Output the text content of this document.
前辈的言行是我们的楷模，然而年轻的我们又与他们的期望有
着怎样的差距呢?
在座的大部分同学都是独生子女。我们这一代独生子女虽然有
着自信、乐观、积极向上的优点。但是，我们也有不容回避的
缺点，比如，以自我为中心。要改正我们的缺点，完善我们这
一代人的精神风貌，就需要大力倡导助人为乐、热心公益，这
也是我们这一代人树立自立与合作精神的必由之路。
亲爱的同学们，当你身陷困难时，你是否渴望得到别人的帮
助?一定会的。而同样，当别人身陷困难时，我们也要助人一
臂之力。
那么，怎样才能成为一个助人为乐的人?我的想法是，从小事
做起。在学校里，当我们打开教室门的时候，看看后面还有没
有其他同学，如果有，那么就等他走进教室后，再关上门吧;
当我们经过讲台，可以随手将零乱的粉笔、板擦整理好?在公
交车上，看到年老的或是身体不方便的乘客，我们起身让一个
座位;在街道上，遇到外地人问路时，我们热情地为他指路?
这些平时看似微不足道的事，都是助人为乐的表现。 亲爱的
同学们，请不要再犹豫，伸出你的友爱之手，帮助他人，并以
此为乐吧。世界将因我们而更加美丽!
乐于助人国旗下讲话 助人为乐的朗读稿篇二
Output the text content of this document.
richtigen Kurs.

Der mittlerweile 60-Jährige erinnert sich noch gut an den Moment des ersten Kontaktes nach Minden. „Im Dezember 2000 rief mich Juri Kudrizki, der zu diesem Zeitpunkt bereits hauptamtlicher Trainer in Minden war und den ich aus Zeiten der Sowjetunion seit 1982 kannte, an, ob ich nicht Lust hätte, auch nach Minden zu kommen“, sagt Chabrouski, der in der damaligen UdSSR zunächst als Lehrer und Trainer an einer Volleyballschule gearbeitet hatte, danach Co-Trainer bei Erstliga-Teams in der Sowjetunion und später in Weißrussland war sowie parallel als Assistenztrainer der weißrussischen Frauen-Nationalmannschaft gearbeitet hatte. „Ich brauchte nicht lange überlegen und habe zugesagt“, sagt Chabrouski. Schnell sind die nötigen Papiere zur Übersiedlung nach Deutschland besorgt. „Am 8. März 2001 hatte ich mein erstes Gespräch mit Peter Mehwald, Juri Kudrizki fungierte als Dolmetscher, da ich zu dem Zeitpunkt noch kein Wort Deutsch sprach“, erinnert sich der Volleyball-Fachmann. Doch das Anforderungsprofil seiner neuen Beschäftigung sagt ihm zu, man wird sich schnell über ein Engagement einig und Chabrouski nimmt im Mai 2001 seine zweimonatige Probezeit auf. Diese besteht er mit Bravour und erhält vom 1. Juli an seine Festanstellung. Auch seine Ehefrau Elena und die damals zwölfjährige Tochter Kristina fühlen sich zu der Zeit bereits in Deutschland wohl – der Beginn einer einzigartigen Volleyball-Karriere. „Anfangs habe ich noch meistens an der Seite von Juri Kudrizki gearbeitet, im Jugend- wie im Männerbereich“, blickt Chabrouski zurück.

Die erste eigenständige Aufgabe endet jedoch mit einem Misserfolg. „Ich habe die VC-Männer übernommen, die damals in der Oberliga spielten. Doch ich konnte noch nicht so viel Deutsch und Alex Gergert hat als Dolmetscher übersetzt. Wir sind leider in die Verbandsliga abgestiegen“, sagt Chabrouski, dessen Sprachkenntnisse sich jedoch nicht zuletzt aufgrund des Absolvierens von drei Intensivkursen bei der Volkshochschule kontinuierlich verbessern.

···

### WORK TO BE COMPLETED
Write the data from above out again, exactly.

### SOLVED EXERCISE
Output the text content of this document.
前辈的言行是我们的楷模，然而年轻的我们又与他们的期望有
着怎样的差距呢?
在座的大部分同学都是独生子女。我们这一代独生子女虽然有
着自信、乐观、积极向上的优点。但是，我们也有不容回避的
缺点，比如，以自我为中心。要改正我们的缺点，完善我们这
一代人的精神风貌，就需要大力倡导助人为乐、热心公益，这
也是我们这一代人树立自立与合作精神的必由之路。
亲爱的同学们，当你身陷困难时，你是否渴望得到别人的帮
助?一定会的。而同样，当别人身陷困难时，我们也要助人一
臂之力。
那么，怎样才能成为一个助人为乐的人?我的想法是，从小事
做起。在学校里，当我们打开教室门的时候，看看后面还有没
有其他同学，如果有，那么就等他走进教室后，再关上门吧;
当我们经过讲台，可以随手将零乱的粉笔、板擦整理好?在公
交车上，看到年老的或是身体不方便的乘客，我们起身让一个
座位;在街道上，遇到外地人问路时，我们热情地为他指路?
这些平时看似微不足道的事，都是助人为乐的表现。 亲爱的
同学们，请不要再犹豫，伸出你的友爱之手，帮助他人，并以
此为乐吧。世界将因我们而更加美丽!
乐于助人国旗下讲话 助人为乐的朗读稿篇二
Output the text content of this document.
richtigen Kurs.

Der mittlerweile 60-Jährige erinnert sich noch gut an den Moment des ersten Kontaktes nach Minden. „Im Dezember 2000 rief mich Juri Kudrizki, der zu diesem Zeitpunkt bereits hauptamtlicher Trainer in Minden war und den ich aus Zeiten der Sowjetunion seit 1982 kannte, an, ob ich nicht Lust hätte, auch nach Minden zu kommen“, sagt Chabrouski, der in der damaligen UdSSR zunächst als Lehrer und Trainer an einer Volleyballschule gearbeitet hatte, danach Co-Trainer bei Erstliga-Teams in der Sowjetunion und später in Weißrussland war sowie parallel als Assistenztrainer der weißrussischen Frauen-Nationalmannschaft gearbeitet hatte. „Ich brauchte nicht lange überlegen und habe zugesagt“, sagt Chabrouski. Schnell sind die nötigen Papiere zur Übersiedlung nach Deutschland besorgt. „Am 8. März 2001 hatte ich mein erstes Gespräch mit Peter Mehwald, Juri Kudrizki fungierte als Dolmetscher, da ich zu dem Zeitpunkt noch kein Wort Deutsch sprach“, erinnert sich der Volleyball-Fachmann. Doch das Anforderungsprofil seiner neuen Beschäftigung sagt ihm zu, man wird sich schnell über ein Engagement einig und Chabrouski nimmt im Mai 2001 seine zweimonatige Probezeit auf. Diese besteht er mit Bravour und erhält vom 1. Juli an seine Festanstellung. Auch seine Ehefrau Elena und die damals zwölfjährige Tochter Kristina fühlen sich zu der Zeit bereits in Deutschland wohl – der Beginn einer einzigartigen Volleyball-Karriere. „Anfangs habe ich noch meistens an der Seite von Juri Kudrizki gearbeitet, im Jugend- wie im Männerbereich“, blickt Chabrouski zurück.

Die erste eigenständige Aufgabe endet jedoch mit einem Misserfolg. „Ich habe die VC-Männer übernommen, die damals in der Oberliga spielten. Doch ich konnte noch nicht so viel Deutsch und Alex Gergert hat als Dolmetscher übersetzt. Wir sind leider in die Verbandsliga abgestiegen“, sagt Chabrouski, dessen Sprachkenntnisse sich jedoch nicht zuletzt aufgrund des Absolvierens von drei Intensivkursen bei der Volkshochschule kontinuierlich verbessern.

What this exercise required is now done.